### EXERCISE INSTRUCTIONS
Repeat, word for word, every line from the line holding "Give me a plain-text" through the final line of the entries below. Skip all pictures.

### Records from a collection
▬▬▬▬▬▬▬▬▬▬
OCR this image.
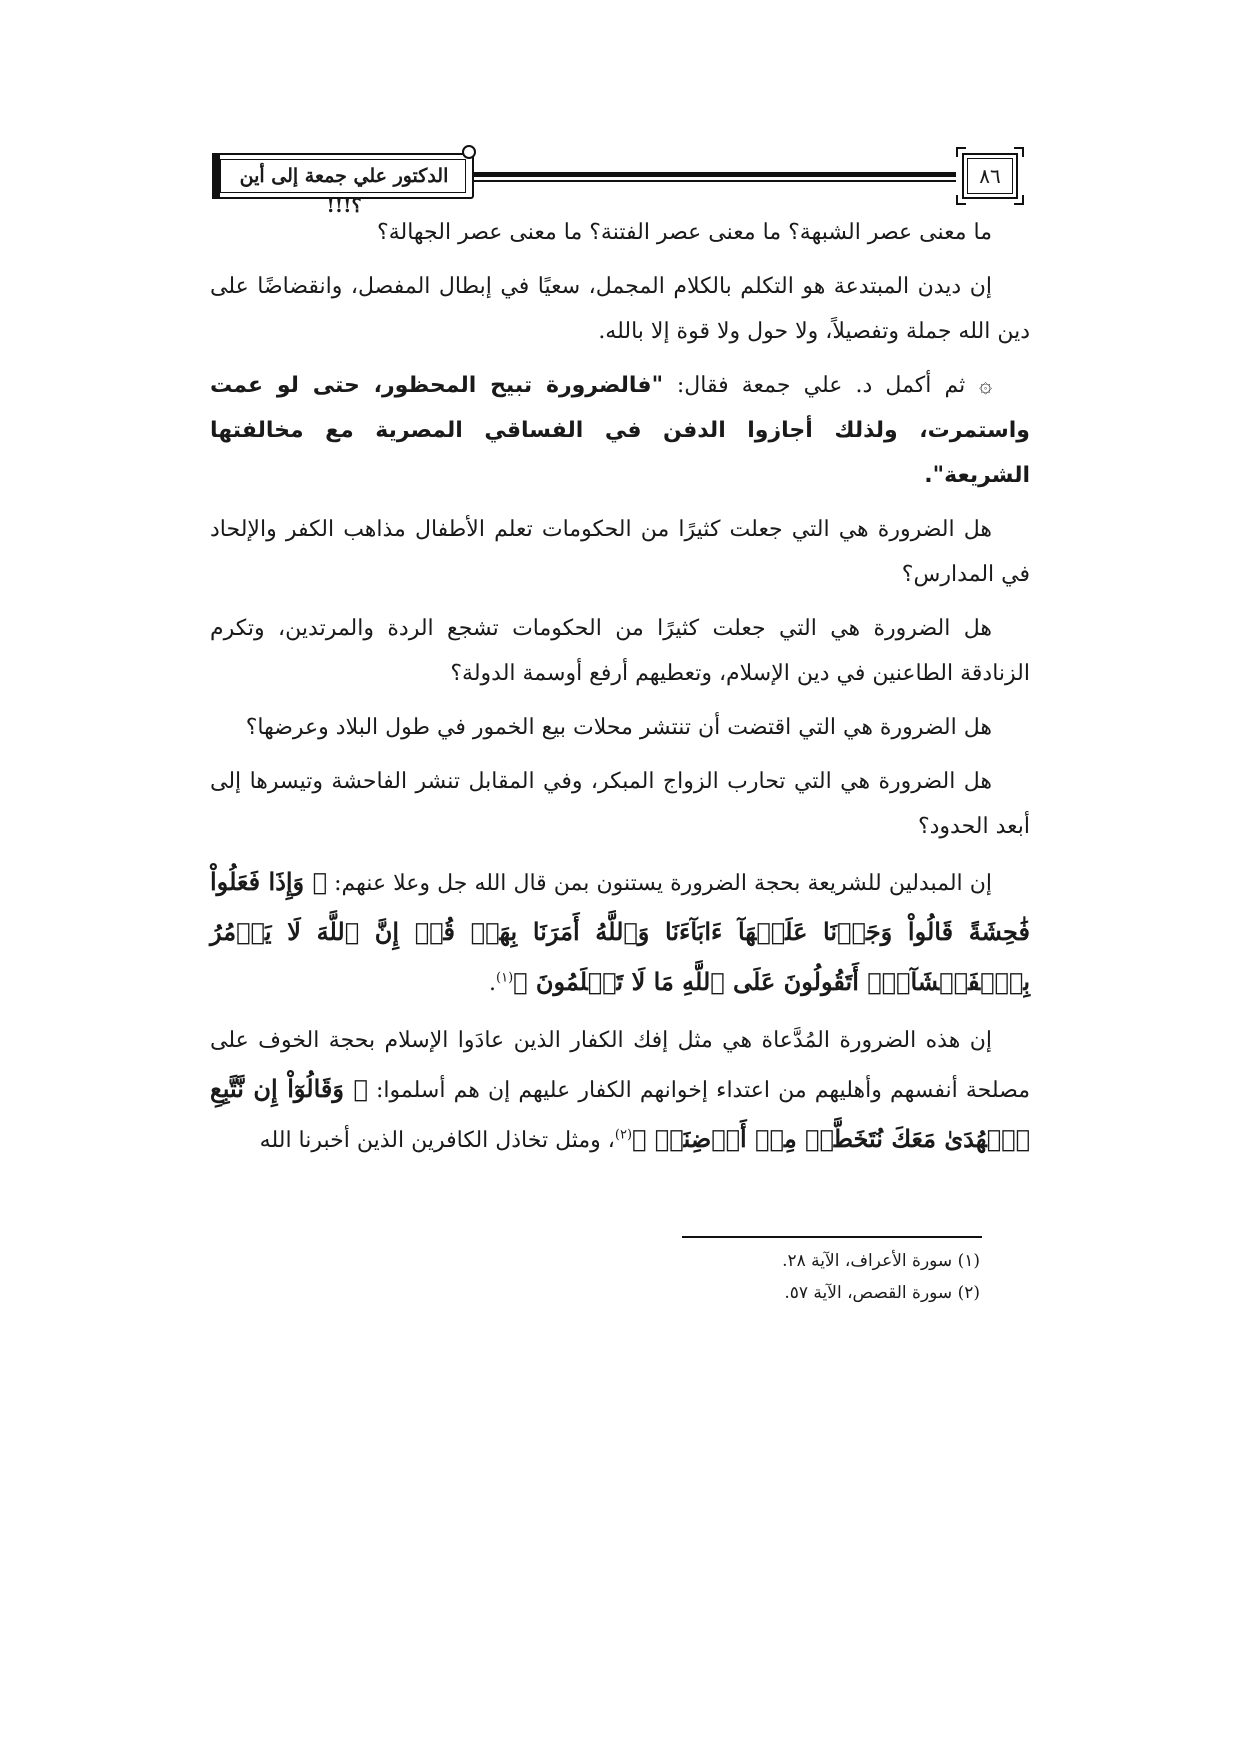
الدكتور علي جمعة إلى أين ؟!!!
٨٦

ما معنى عصر الشبهة؟ ما معنى عصر الفتنة؟ ما معنى عصر الجهالة؟

إن ديدن المبتدعة هو التكلم بالكلام المجمل، سعيًا في إبطال المفصل، وانقضاضًا على دين الله جملة وتفصيلاً، ولا حول ولا قوة إلا بالله.

۞ ثم أكمل د. علي جمعة فقال: "فالضرورة تبيح المحظور، حتى لو عمت واستمرت، ولذلك أجازوا الدفن في الفساقي المصرية مع مخالفتها الشريعة".

هل الضرورة هي التي جعلت كثيرًا من الحكومات تعلم الأطفال مذاهب الكفر والإلحاد في المدارس؟

هل الضرورة هي التي جعلت كثيرًا من الحكومات تشجع الردة والمرتدين، وتكرم الزنادقة الطاعنين في دين الإسلام، وتعطيهم أرفع أوسمة الدولة؟

هل الضرورة هي التي اقتضت أن تنتشر محلات بيع الخمور في طول البلاد وعرضها؟

هل الضرورة هي التي تحارب الزواج المبكر، وفي المقابل تنشر الفاحشة وتيسرها إلى أبعد الحدود؟

إن المبدلين للشريعة بحجة الضرورة يستنون بمن قال الله جل وعلا عنهم: ﴿ وَإِذَا فَعَلُواْ فَٰحِشَةً قَالُواْ وَجَدۡنَا عَلَيۡهَآ ءَابَآءَنَا وَٱللَّهُ أَمَرَنَا بِهَاۗ قُلۡ إِنَّ ٱللَّهَ لَا يَأۡمُرُ بِٱلۡفَحۡشَآءِۖ أَتَقُولُونَ عَلَى ٱللَّهِ مَا لَا تَعۡلَمُونَ ﴾$^{(١)}$.

إن هذه الضرورة المُدَّعاة هي مثل إفك الكفار الذين عادَوا الإسلام بحجة الخوف على مصلحة أنفسهم وأهليهم من اعتداء إخوانهم الكفار عليهم إن هم أسلموا: ﴿ وَقَالُوٓاْ إِن نَّتَّبِعِ ٱلۡهُدَىٰ مَعَكَ نُتَخَطَّفۡ مِنۡ أَرۡضِنَآۚ ﴾$^{(٢)}$، ومثل تخاذل الكافرين الذين أخبرنا الله

(١) سورة الأعراف، الآية ٢٨.

(٢) سورة القصص، الآية ٥٧.
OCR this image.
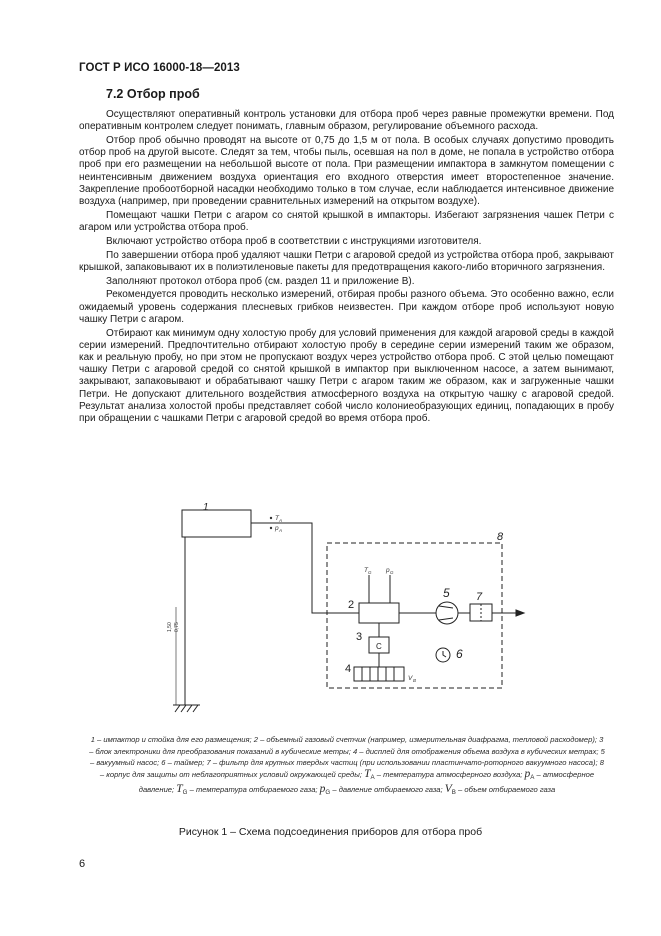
ГОСТ Р ИСО 16000-18—2013
7.2 Отбор проб

Осуществляют оперативный контроль установки для отбора проб через равные промежутки времени. Под оперативным контролем следует понимать, главным образом, регулирование объемного расхода.

Отбор проб обычно проводят на высоте от 0,75 до 1,5 м от пола. В особых случаях допустимо проводить отбор проб на другой высоте. Следят за тем, чтобы пыль, осевшая на пол в доме, не попала в устройство отбора проб при его размещении на небольшой высоте от пола. При размещении импактора в замкнутом помещении с неинтенсивным движением воздуха ориентация его входного отверстия имеет второстепенное значение. Закрепление пробоотборной насадки необходимо только в том случае, если наблюдается интенсивное движение воздуха (например, при проведении сравнительных измерений на открытом воздухе).

Помещают чашки Петри с агаром со снятой крышкой в импакторы. Избегают загрязнения чашек Петри с агаром или устройства отбора проб.

Включают устройство отбора проб в соответствии с инструкциями изготовителя.

По завершении отбора проб удаляют чашки Петри с агаровой средой из устройства отбора проб, закрывают крышкой, запаковывают их в полиэтиленовые пакеты для предотвращения какого-либо вторичного загрязнения.

Заполняют протокол отбора проб (см. раздел 11 и приложение В).

Рекомендуется проводить несколько измерений, отбирая пробы разного объема. Это особенно важно, если ожидаемый уровень содержания плесневых грибков неизвестен. При каждом отборе проб используют новую чашку Петри с агаром.

Отбирают как минимум одну холостую пробу для условий применения для каждой агаровой среды в каждой серии измерений. Предпочтительно отбирают холостую пробу в середине серии измерений таким же образом, как и реальную пробу, но при этом не пропускают воздух через устройство отбора проб. С этой целью помещают чашку Петри с агаровой средой со снятой крышкой в импактор при выключенном насосе, а затем вынимают, закрывают, запаковывают и обрабатывают чашку Петри с агаром таким же образом, как и загруженные чашки Петри. Не допускают длительного воздействия атмосферного воздуха на открытую чашку с агаровой средой. Результат анализа холостой пробы представляет собой число колониеобразующих единиц, попадающих в пробу при обращении с чашками Петри с агаровой средой во время отбора проб.

1
2
3
4
5
6
7
8
C
T A
p A
T G p G
V B
1,50 0,75
1 – импактор и стойка для его размещения; 2 – объемный газовый счетчик (например, измерительная диафрагма, тепловой расходомер); 3 – блок электроники для преобразования показаний в кубические метры; 4 – дисплей для отображения объема воздуха в кубических метрах; 5 – вакуумный насос; 6 – таймер; 7 – фильтр для крупных твердых частиц (при использовании пластинчато-роторного вакуумного насоса); 8 – корпус для защиты от неблагоприятных условий окружающей среды; $T_A$ – температура атмосферного воздуха; $p_A$ – атмосферное давление; $T_G$ – температура отбираемого газа; $p_G$ – давление отбираемого газа; $V_B$ – объем отбираемого газа
Рисунок 1 – Схема подсоединения приборов для отбора проб
6
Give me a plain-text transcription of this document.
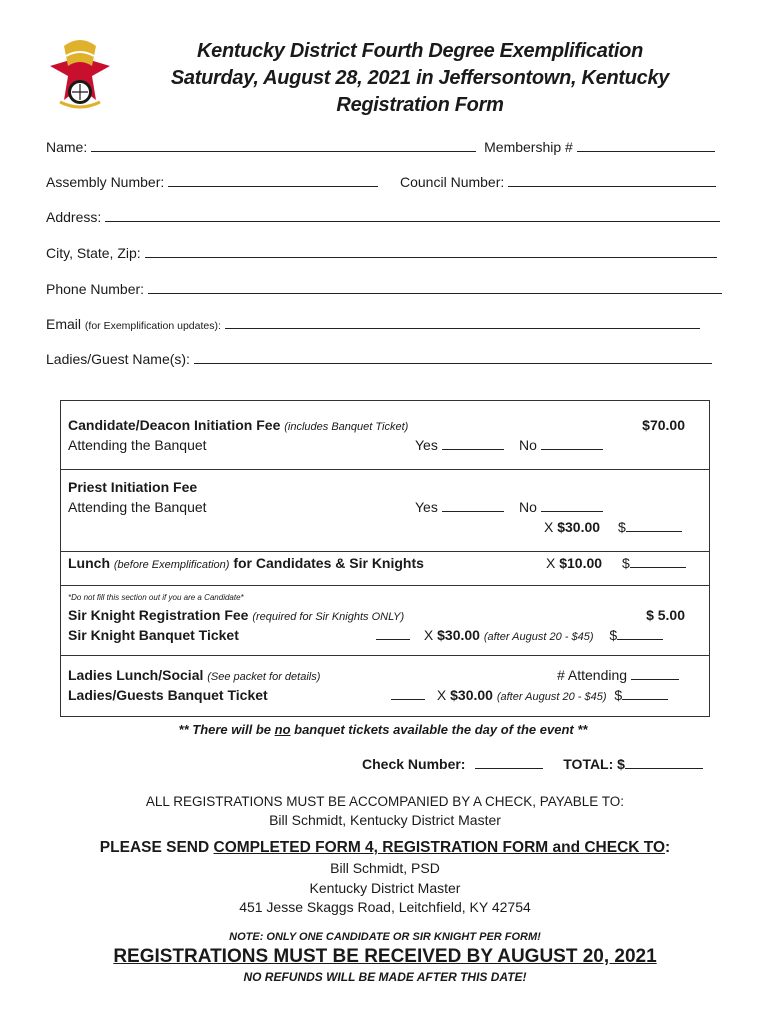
Kentucky District Fourth Degree Exemplification
Saturday, August 28, 2021 in Jeffersontown, Kentucky
Registration Form
Name:	Membership #
Assembly Number:	Council Number:
Address:
City, State, Zip:
Phone Number:
Email (for Exemplification updates):
Ladies/Guest Name(s):
Candidate/Deacon Initiation Fee (includes Banquet Ticket)	$70.00
Attending the Banquet	Yes	No
Priest Initiation Fee
Attending the Banquet	Yes	No
X $30.00 $
Lunch (before Exemplification) for Candidates & Sir Knights	X $10.00 $
*Do not fill this section out if you are a Candidate*
Sir Knight Registration Fee (required for Sir Knights ONLY)	$ 5.00
Sir Knight Banquet Ticket	X $30.00 (after August 20 - $45) $
Ladies Lunch/Social (See packet for details)	# Attending
Ladies/Guests Banquet Ticket	X $30.00 (after August 20 - $45) $
** There will be no banquet tickets available the day of the event **
Check Number:	TOTAL: $
ALL REGISTRATIONS MUST BE ACCOMPANIED BY A CHECK, PAYABLE TO:
Bill Schmidt, Kentucky District Master
PLEASE SEND COMPLETED FORM 4, REGISTRATION FORM and CHECK TO:
Bill Schmidt, PSD
Kentucky District Master
451 Jesse Skaggs Road, Leitchfield, KY 42754
NOTE: ONLY ONE CANDIDATE OR SIR KNIGHT PER FORM!
REGISTRATIONS MUST BE RECEIVED BY AUGUST 20, 2021
NO REFUNDS WILL BE MADE AFTER THIS DATE!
▬▬▬▬▬▬▬▬▬▬
### ANSWER TO THE EXERCISE
Give me a plain-text transcription of this document.
Kentucky District Fourth Degree Exemplification
Saturday, August 28, 2021 in Jeffersontown, Kentucky
Registration Form
Name:	Membership #
Assembly Number:	Council Number:
Address:
City, State, Zip:
Phone Number:
Email (for Exemplification updates):
Ladies/Guest Name(s):
Candidate/Deacon Initiation Fee (includes Banquet Ticket)	$70.00
Attending the Banquet	Yes	No
Priest Initiation Fee
Attending the Banquet	Yes	No
X $30.00 $
Lunch (before Exemplification) for Candidates & Sir Knights	X $10.00 $
*Do not fill this section out if you are a Candidate*
Sir Knight Registration Fee (required for Sir Knights ONLY)	$ 5.00
Sir Knight Banquet Ticket	X $30.00 (after August 20 - $45) $
Ladies Lunch/Social (See packet for details)	# Attending
Ladies/Guests Banquet Ticket	X $30.00 (after August 20 - $45) $
** There will be no banquet tickets available the day of the event **
Check Number:	TOTAL: $
ALL REGISTRATIONS MUST BE ACCOMPANIED BY A CHECK, PAYABLE TO:
Bill Schmidt, Kentucky District Master
PLEASE SEND COMPLETED FORM 4, REGISTRATION FORM and CHECK TO:
Bill Schmidt, PSD
Kentucky District Master
451 Jesse Skaggs Road, Leitchfield, KY 42754
NOTE: ONLY ONE CANDIDATE OR SIR KNIGHT PER FORM!
REGISTRATIONS MUST BE RECEIVED BY AUGUST 20, 2021
NO REFUNDS WILL BE MADE AFTER THIS DATE!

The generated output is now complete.